▸ Aim of the task
Say how many lines hold the string "company", and nothing more.

****************

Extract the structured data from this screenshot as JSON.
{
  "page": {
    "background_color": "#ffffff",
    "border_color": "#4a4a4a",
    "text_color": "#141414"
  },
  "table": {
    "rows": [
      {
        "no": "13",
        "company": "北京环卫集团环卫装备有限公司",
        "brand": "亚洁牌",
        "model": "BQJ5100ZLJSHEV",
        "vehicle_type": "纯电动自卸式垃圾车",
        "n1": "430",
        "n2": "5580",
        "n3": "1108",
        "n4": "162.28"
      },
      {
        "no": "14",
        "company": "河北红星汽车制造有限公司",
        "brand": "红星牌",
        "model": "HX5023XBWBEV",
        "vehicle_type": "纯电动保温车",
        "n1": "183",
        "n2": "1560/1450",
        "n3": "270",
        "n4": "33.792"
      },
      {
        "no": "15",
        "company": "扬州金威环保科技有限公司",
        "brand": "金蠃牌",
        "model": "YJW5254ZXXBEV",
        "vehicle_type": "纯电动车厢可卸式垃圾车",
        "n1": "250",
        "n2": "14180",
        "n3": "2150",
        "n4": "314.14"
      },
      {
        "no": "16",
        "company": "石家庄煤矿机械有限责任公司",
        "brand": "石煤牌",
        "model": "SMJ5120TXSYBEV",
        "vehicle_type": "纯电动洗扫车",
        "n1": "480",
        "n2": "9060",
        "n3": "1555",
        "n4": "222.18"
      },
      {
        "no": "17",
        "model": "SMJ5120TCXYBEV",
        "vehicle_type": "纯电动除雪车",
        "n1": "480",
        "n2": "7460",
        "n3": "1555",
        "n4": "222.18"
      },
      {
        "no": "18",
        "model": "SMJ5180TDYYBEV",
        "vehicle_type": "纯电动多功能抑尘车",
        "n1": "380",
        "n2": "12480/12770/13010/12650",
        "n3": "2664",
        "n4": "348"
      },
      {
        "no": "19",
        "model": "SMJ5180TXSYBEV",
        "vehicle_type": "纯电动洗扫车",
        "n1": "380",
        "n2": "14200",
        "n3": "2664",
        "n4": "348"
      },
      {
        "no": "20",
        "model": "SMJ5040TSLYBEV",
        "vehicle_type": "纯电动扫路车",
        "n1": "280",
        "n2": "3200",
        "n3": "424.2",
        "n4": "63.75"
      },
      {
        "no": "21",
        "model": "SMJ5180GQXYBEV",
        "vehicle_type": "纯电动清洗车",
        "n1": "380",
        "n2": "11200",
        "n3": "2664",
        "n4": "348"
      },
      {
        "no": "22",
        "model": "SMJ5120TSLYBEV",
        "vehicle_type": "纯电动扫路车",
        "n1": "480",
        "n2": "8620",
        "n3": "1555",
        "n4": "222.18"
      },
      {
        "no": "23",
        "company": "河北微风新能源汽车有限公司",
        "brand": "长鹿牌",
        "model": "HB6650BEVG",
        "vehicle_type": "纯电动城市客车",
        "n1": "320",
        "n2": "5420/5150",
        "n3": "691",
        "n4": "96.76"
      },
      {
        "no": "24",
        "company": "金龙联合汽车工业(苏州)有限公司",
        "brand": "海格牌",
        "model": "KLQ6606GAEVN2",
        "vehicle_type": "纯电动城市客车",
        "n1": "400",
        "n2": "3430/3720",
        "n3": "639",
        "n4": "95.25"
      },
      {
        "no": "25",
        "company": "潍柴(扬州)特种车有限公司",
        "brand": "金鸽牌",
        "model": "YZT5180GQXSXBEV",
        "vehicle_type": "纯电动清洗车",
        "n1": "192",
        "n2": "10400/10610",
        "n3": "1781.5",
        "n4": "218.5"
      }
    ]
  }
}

****************

▸ Finished task
7